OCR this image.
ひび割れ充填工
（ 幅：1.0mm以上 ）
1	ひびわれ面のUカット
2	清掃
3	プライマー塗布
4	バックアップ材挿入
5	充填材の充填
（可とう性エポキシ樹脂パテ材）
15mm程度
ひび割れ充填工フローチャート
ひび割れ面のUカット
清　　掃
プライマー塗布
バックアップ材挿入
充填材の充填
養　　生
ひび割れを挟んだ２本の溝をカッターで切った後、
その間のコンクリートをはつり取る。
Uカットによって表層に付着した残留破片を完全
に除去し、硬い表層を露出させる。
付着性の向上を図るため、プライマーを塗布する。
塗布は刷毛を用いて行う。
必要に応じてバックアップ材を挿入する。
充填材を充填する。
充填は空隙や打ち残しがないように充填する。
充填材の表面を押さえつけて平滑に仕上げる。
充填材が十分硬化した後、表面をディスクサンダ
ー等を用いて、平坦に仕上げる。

-- -- --

(Requirements):
Copy all of the data exactly.

(Output):
OCR this image.
ひび割れ充填工
（ 幅：1.0mm以上 ）
1	ひびわれ面のUカット
2	清掃
3	プライマー塗布
4	バックアップ材挿入
5	充填材の充填
（可とう性エポキシ樹脂パテ材）
15mm程度
ひび割れ充填工フローチャート
ひび割れ面のUカット
清　　掃
プライマー塗布
バックアップ材挿入
充填材の充填
養　　生
ひび割れを挟んだ２本の溝をカッターで切った後、
その間のコンクリートをはつり取る。
Uカットによって表層に付着した残留破片を完全
に除去し、硬い表層を露出させる。
付着性の向上を図るため、プライマーを塗布する。
塗布は刷毛を用いて行う。
必要に応じてバックアップ材を挿入する。
充填材を充填する。
充填は空隙や打ち残しがないように充填する。
充填材の表面を押さえつけて平滑に仕上げる。
充填材が十分硬化した後、表面をディスクサンダ
ー等を用いて、平坦に仕上げる。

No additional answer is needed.